───── Listed records ─────

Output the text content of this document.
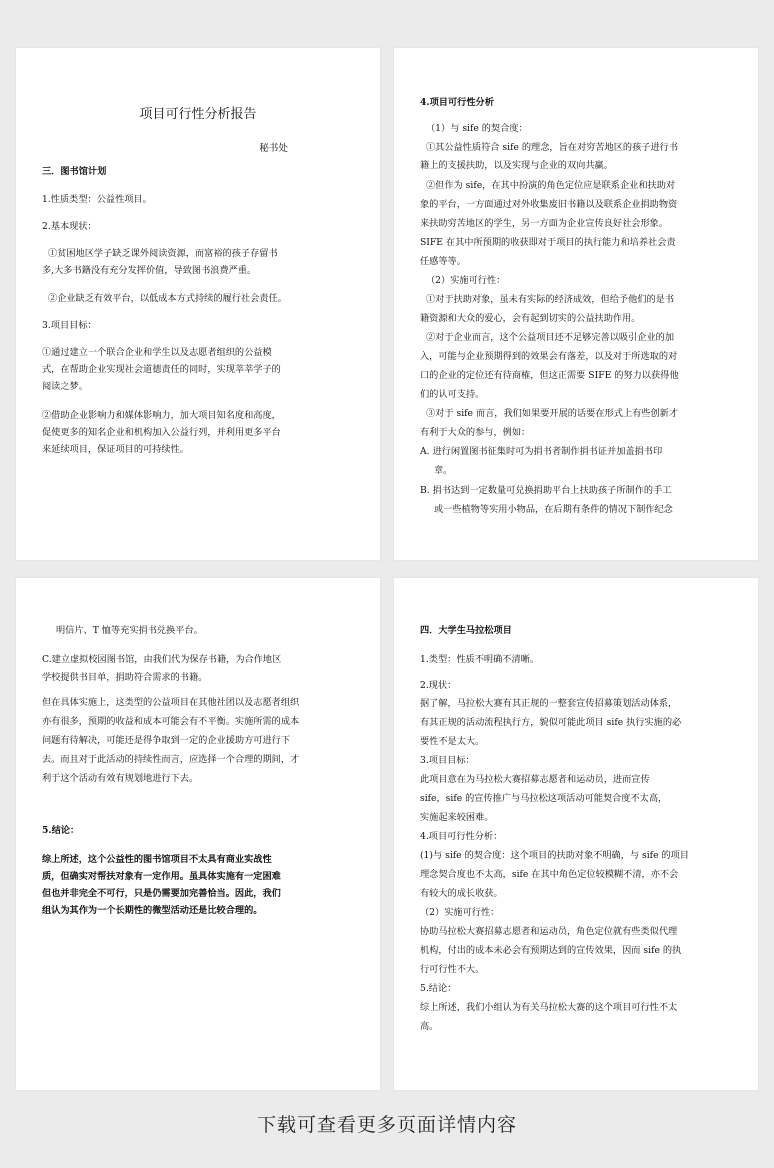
项目可行性分析报告
秘书处
三．图书馆计划
1.性质类型：公益性项目。
2.基本现状：
①贫困地区学子缺乏课外阅读资源，而富裕的孩子存留书
多,大多书籍没有充分发挥价值，导致图书浪费严重。
②企业缺乏有效平台，以低成本方式持续的履行社会责任。
3.项目目标：
①通过建立一个联合企业和学生以及志愿者组织的公益模
式，在帮助企业实现社会道德责任的同时，实现莘莘学子的
阅读之梦。
②借助企业影响力和媒体影响力，加大项目知名度和高度，
促使更多的知名企业和机构加入公益行列，并利用更多平台
来延续项目，保证项目的可持续性。
4.项目可行性分析
（1）与 sife 的契合度：
①其公益性质符合 sife 的理念，旨在对穷苦地区的孩子进行书
籍上的支援扶助，以及实现与企业的双向共赢。
②但作为 sife，在其中扮演的角色定位应是联系企业和扶助对
象的平台，一方面通过对外收集废旧书籍以及联系企业捐助物资
来扶助穷苦地区的学生，另一方面为企业宣传良好社会形象。
SIFE 在其中所预期的收获即对于项目的执行能力和培养社会责
任感等等。
（2）实施可行性：
①对于扶助对象，虽未有实际的经济成效，但给予他们的是书
籍资源和大众的爱心，会有起到切实的公益扶助作用。
②对于企业而言，这个公益项目还不足够完善以吸引企业的加
入，可能与企业预期得到的效果会有落差，以及对于所选取的对
口的企业的定位还有待商榷，但这正需要 SIFE 的努力以获得他
们的认可支持。
③对于 sife 而言，我们如果要开展的话要在形式上有些创新才
有利于大众的参与，例如：
A. 进行闲置图书征集时可为捐书者制作捐书证并加盖捐书印
章。
B. 捐书达到一定数量可兑换捐助平台上扶助孩子所制作的手工
或一些植物等实用小物品，在后期有条件的情况下制作纪念
明信片、T 恤等充实捐书兑换平台。
C.建立虚拟校园图书馆，由我们代为保存书籍，为合作地区
学校提供书目单，捐助符合需求的书籍。
但在具体实施上，这类型的公益项目在其他社团以及志愿者组织
亦有很多，预期的收益和成本可能会有不平衡。实施所需的成本
问题有待解决，可能还是得争取到一定的企业援助方可进行下
去。而且对于此活动的持续性而言，应选择一个合理的期间，才
利于这个活动有效有规划地进行下去。
5.结论：
综上所述，这个公益性的图书馆项目不太具有商业实战性
质，但确实对帮扶对象有一定作用。虽具体实施有一定困难
但也并非完全不可行，只是仍需要加完善恰当。因此，我们
组认为其作为一个长期性的微型活动还是比较合理的。
四．大学生马拉松项目
1.类型：性质不明确不清晰。
2.现状：
据了解，马拉松大赛有其正规的一整套宣传招募策划活动体系，
有其正规的活动流程执行方，貌似可能此项目 sife 执行实施的必
要性不是太大。
3.项目目标：
此项目意在为马拉松大赛招募志愿者和运动员，进而宣传
sife，sife 的宣传推广与马拉松这项活动可能契合度不太高，
实施起来较困难。
4.项目可行性分析：
(1)与 sife 的契合度：这个项目的扶助对象不明确，与 sife 的项目
理念契合度也不太高，sife 在其中角色定位较模糊不清，亦不会
有较大的成长收获。
（2）实施可行性：
协助马拉松大赛招募志愿者和运动员，角色定位就有些类似代理
机构，付出的成本未必会有预期达到的宣传效果，因而 sife 的执
行可行性不大。
5.结论：
综上所述，我们小组认为有关马拉松大赛的这个项目可行性不太
高。
下载可查看更多页面详情内容
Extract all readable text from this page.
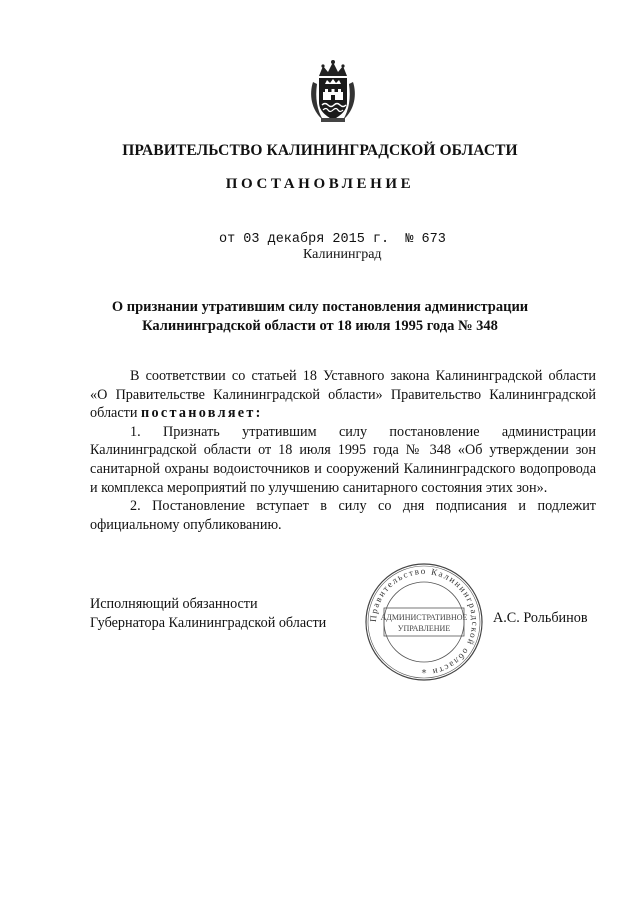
ПРАВИТЕЛЬСТВО КАЛИНИНГРАДСКОЙ ОБЛАСТИ
ПОСТАНОВЛЕНИЕ
от 03 декабря 2015 г.  № 673
Калининград
О признании утратившим силу постановления администрации
Калининградской области от 18 июля 1995 года № 348

В соответствии со статьей 18 Уставного закона Калининградской области «О Правительстве Калининградской области» Правительство Калининградской области постановляет:

1. Признать утратившим силу постановление администрации Калининградской области от 18 июля 1995 года № 348 «Об утверждении зон санитарной охраны водоисточников и сооружений Калининградского водопровода и комплекса мероприятий по улучшению санитарного состояния этих зон».

2. Постановление вступает в силу со дня подписания и подлежит официальному опубликованию.

Исполняющий обязанности
Губернатора Калининградской области	Правительство Калининградской области
АДМИНИСТРАТИВНОЕ
УПРАВЛЕНИЕ
*
А.С. Рольбинов
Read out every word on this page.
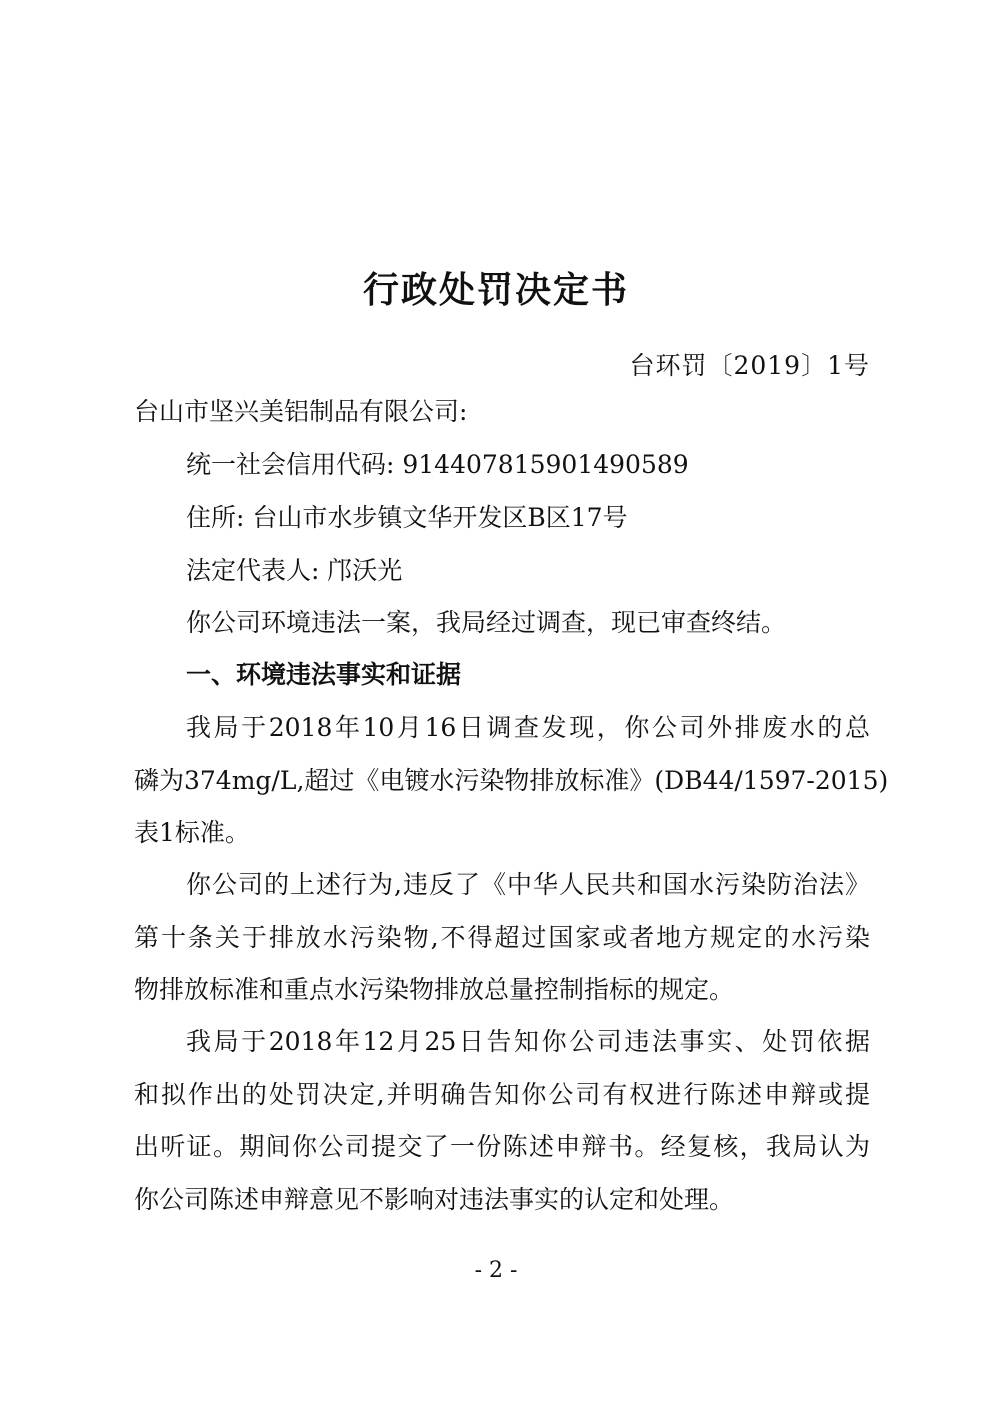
行政处罚决定书
台环罚〔2019〕1号
台山市坚兴美铝制品有限公司:
统一社会信用代码: 914407815901490589
住所: 台山市水步镇文华开发区B区17号
法定代表人: 邝沃光
你公司环境违法一案，我局经过调查，现已审查终结。
一、环境违法事实和证据
我局于2018年10月16日调查发现，你公司外排废水的总
磷为374mg/L,超过《电镀水污染物排放标准》(DB44/1597-2015)
表1标准。
你公司的上述行为,违反了《中华人民共和国水污染防治法》
第十条关于排放水污染物,不得超过国家或者地方规定的水污染
物排放标准和重点水污染物排放总量控制指标的规定。
我局于2018年12月25日告知你公司违法事实、处罚依据
和拟作出的处罚决定,并明确告知你公司有权进行陈述申辩或提
出听证。期间你公司提交了一份陈述申辩书。经复核，我局认为
你公司陈述申辩意见不影响对违法事实的认定和处理。
- 2 -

─────

* [Your objective]: From the listing above, return each line with the word "的契合度".

* [Finished exercise]:
（1）与 sife 的契合度：
(1)与 sife 的契合度：这个项目的扶助对象不明确，与 sife 的项目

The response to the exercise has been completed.